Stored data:
----------------

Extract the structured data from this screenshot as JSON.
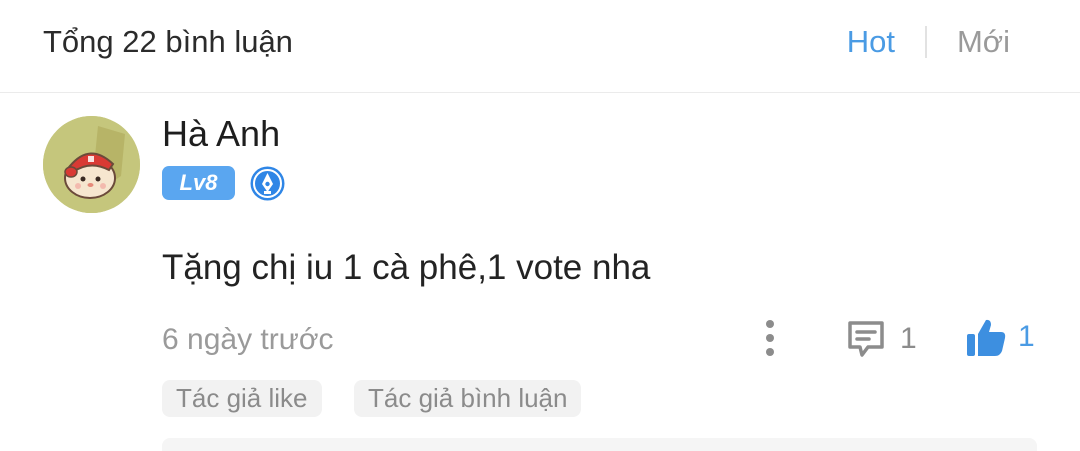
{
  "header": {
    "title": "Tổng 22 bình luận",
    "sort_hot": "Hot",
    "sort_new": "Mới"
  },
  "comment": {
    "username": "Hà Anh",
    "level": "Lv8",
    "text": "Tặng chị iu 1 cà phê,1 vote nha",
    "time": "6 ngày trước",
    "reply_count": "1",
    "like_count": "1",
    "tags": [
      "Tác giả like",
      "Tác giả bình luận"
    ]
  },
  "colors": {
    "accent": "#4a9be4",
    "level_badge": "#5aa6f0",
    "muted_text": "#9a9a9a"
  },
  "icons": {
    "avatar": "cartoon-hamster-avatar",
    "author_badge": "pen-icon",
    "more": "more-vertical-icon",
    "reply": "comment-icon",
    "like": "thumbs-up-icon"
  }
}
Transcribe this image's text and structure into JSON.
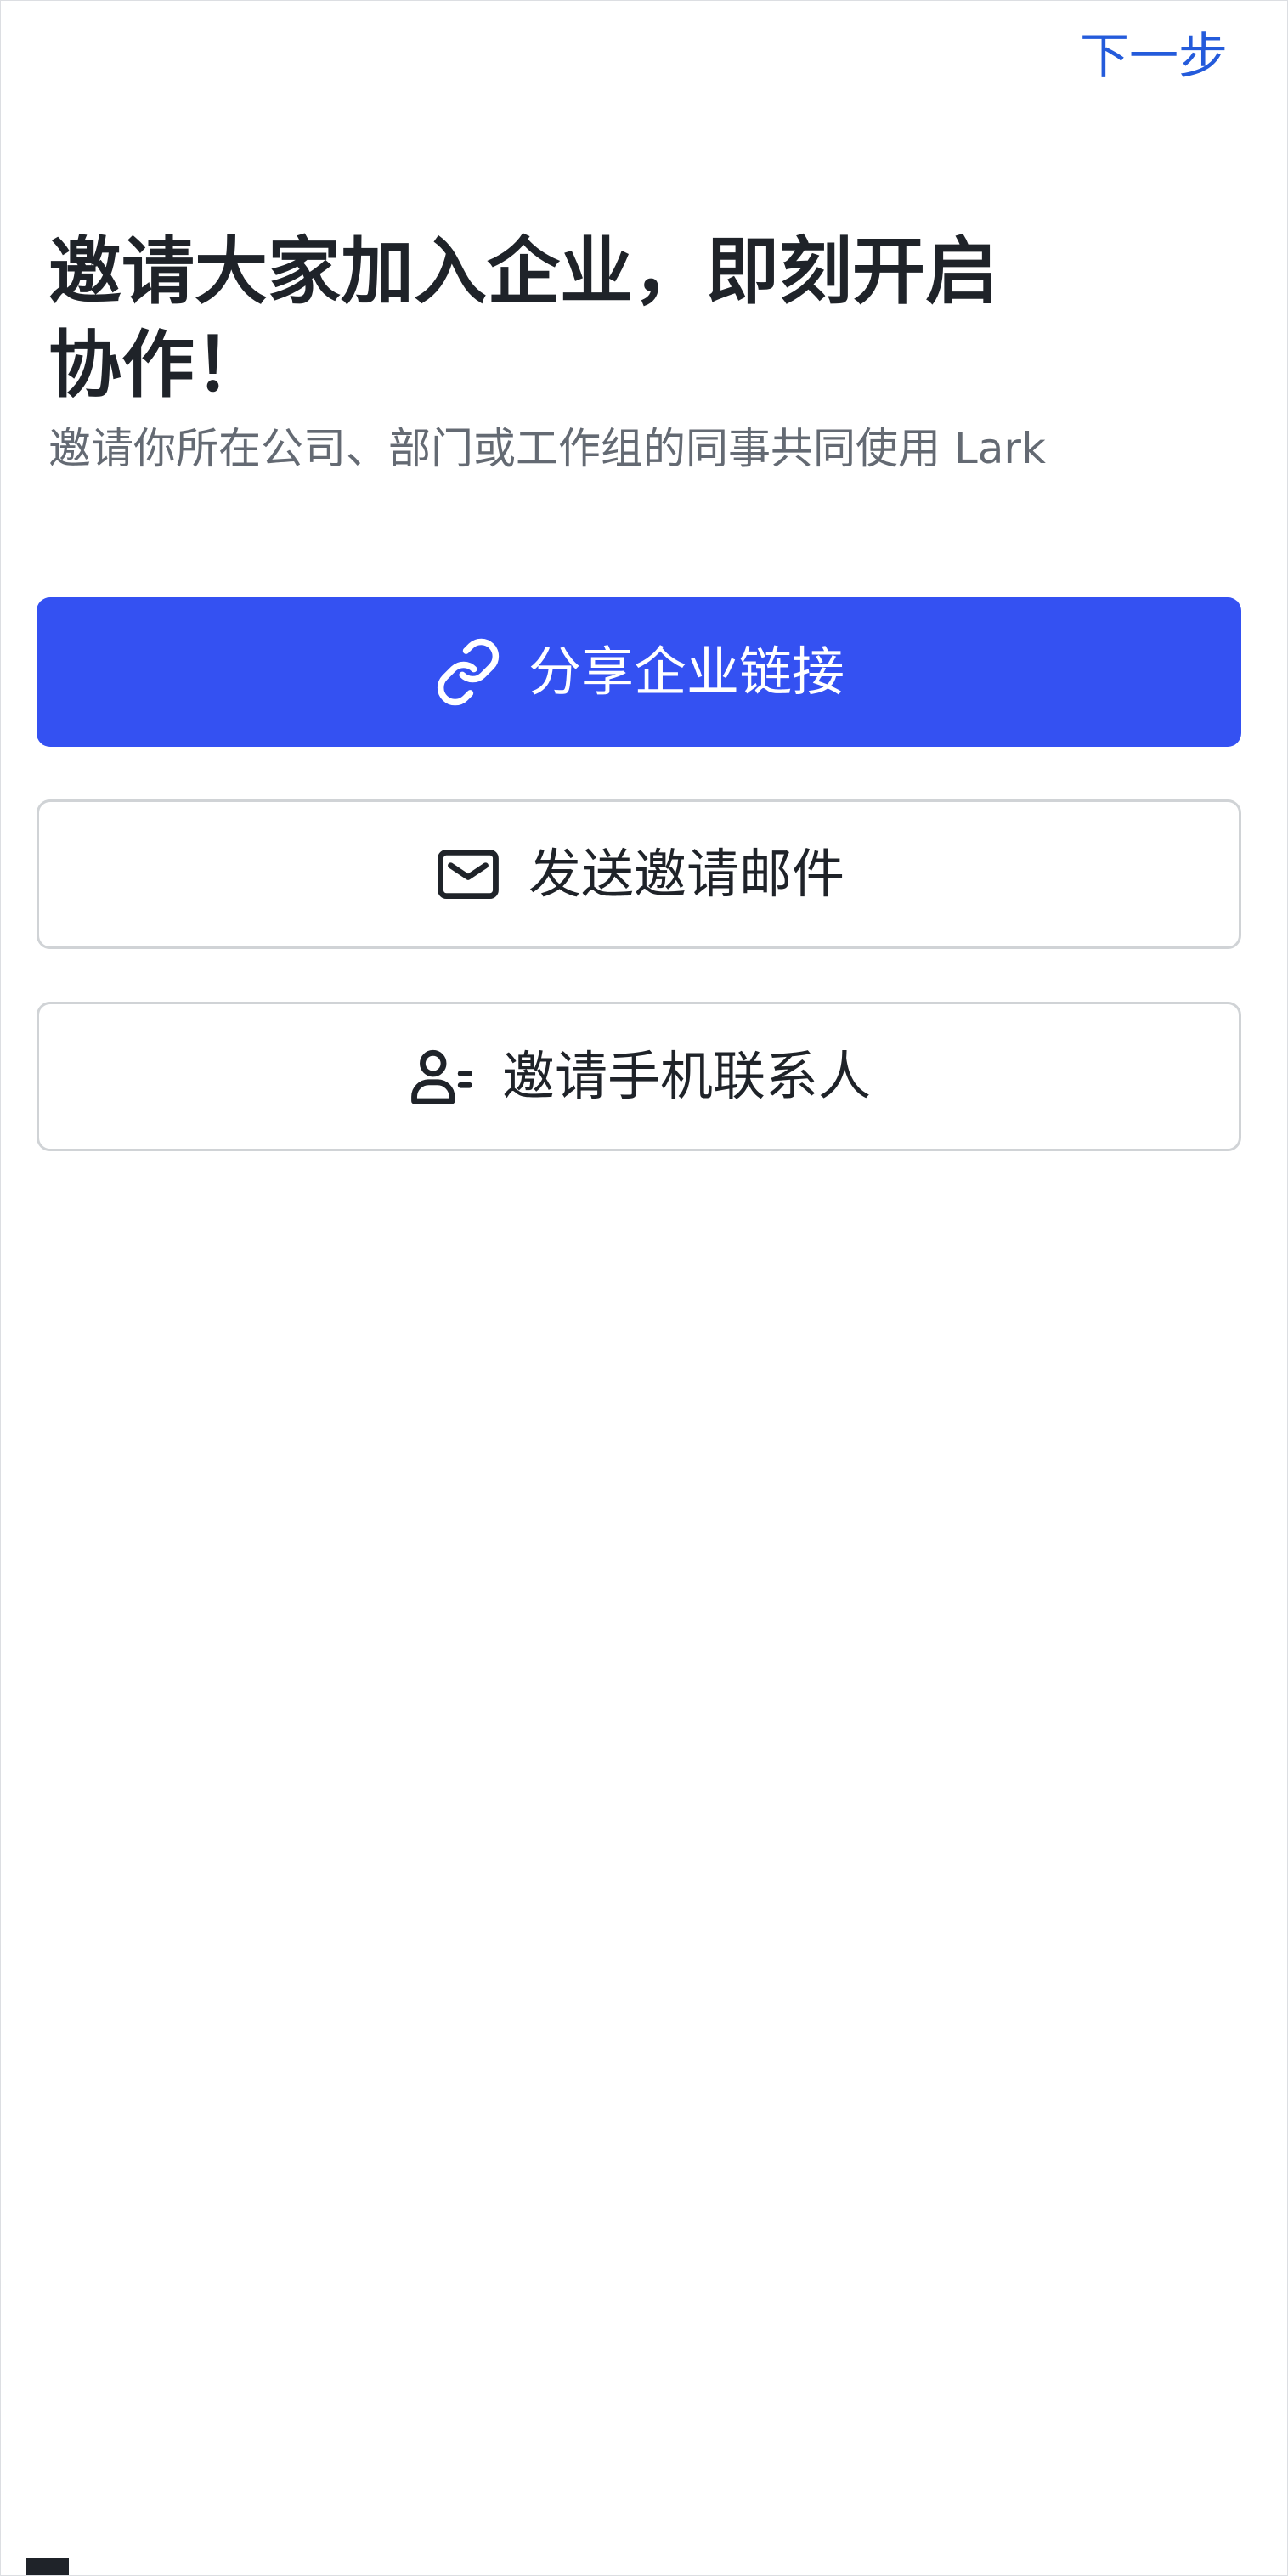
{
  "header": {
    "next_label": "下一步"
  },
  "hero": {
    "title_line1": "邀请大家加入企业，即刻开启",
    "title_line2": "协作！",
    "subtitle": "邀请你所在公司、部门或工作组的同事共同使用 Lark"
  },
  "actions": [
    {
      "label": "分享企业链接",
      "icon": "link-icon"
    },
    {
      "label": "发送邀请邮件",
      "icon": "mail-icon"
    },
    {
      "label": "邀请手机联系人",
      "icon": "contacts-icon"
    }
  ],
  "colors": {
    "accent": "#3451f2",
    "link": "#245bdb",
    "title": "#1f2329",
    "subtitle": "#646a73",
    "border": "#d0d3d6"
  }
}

----------------

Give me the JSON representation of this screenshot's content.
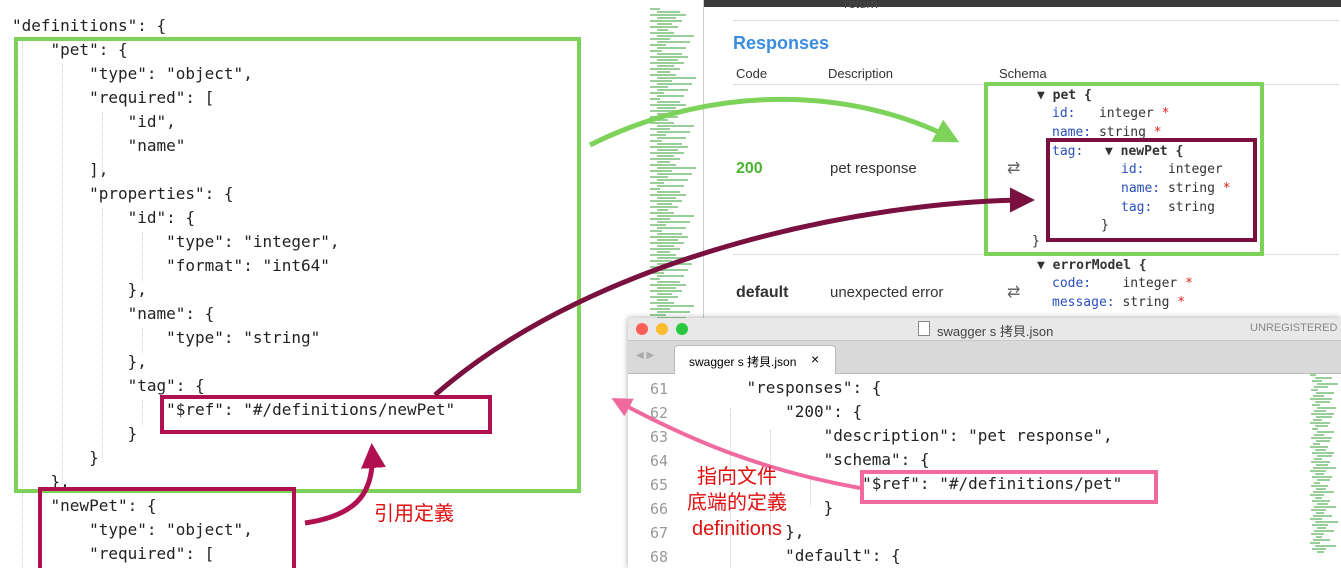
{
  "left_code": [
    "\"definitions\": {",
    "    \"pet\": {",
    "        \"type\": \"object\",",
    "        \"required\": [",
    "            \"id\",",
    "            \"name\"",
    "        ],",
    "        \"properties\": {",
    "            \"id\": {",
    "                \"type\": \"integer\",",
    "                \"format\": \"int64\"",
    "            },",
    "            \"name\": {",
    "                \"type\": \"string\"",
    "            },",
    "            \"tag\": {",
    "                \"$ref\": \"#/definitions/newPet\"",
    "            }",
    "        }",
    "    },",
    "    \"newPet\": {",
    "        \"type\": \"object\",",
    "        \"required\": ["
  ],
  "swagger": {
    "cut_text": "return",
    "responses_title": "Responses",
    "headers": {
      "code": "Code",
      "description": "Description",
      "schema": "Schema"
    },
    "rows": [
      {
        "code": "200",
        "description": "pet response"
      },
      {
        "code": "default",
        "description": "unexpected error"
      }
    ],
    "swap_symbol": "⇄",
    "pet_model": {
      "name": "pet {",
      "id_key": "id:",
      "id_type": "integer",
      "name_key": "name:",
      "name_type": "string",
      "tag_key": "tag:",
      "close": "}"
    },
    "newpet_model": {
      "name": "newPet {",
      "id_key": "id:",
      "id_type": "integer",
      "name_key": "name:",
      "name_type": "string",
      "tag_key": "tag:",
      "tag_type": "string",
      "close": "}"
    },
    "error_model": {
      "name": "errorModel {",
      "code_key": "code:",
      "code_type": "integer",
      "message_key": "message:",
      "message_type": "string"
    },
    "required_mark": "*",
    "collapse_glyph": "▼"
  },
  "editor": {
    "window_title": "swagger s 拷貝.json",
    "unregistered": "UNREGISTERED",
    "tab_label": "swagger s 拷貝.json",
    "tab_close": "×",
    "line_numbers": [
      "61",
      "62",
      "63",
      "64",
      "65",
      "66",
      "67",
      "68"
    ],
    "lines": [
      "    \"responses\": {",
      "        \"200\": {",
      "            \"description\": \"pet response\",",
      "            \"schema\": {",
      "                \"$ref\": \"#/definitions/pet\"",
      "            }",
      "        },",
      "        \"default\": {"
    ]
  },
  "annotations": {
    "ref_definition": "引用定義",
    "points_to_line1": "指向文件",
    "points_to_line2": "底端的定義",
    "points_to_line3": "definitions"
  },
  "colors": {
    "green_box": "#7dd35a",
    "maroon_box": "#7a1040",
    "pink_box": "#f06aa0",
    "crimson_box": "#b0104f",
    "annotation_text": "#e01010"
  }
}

----------------

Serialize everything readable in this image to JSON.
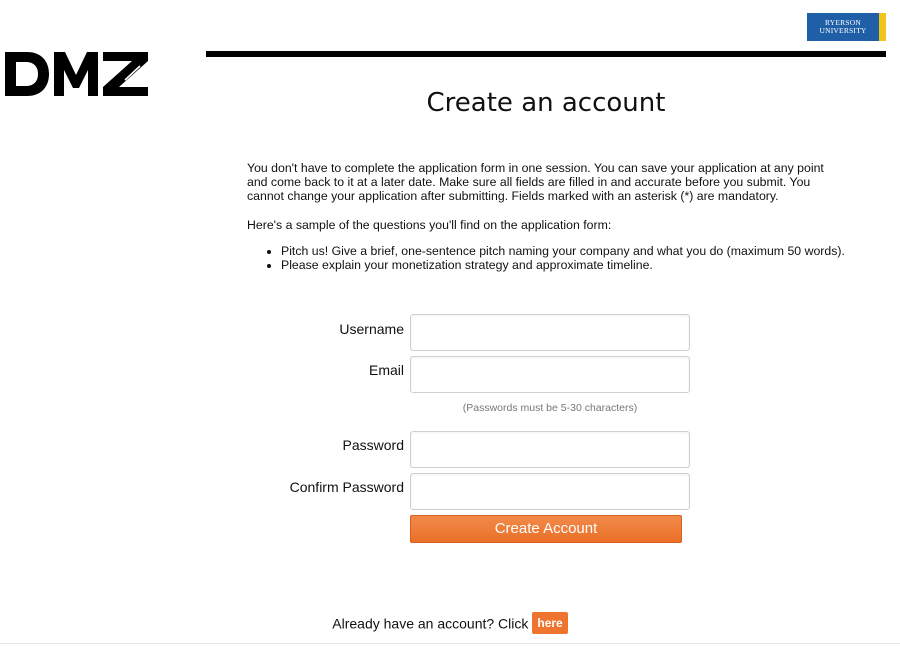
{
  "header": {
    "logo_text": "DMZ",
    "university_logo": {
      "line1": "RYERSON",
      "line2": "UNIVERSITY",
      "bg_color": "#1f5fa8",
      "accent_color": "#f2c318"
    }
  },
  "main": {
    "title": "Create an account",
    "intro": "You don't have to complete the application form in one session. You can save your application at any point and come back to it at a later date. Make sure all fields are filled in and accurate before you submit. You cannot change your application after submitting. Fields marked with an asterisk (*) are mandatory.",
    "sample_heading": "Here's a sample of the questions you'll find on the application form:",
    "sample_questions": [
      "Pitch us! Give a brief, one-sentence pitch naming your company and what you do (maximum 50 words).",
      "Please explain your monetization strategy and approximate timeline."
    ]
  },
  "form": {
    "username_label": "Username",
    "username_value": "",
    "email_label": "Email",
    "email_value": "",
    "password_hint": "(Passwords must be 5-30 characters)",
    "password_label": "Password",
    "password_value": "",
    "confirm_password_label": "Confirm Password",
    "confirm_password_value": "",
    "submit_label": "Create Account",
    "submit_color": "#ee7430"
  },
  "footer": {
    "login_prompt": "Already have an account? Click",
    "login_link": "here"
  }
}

----------------

• **Aim**: Tally the lines that hold the string "application" and state the total, nothing more.

• **Exercise solution**: 2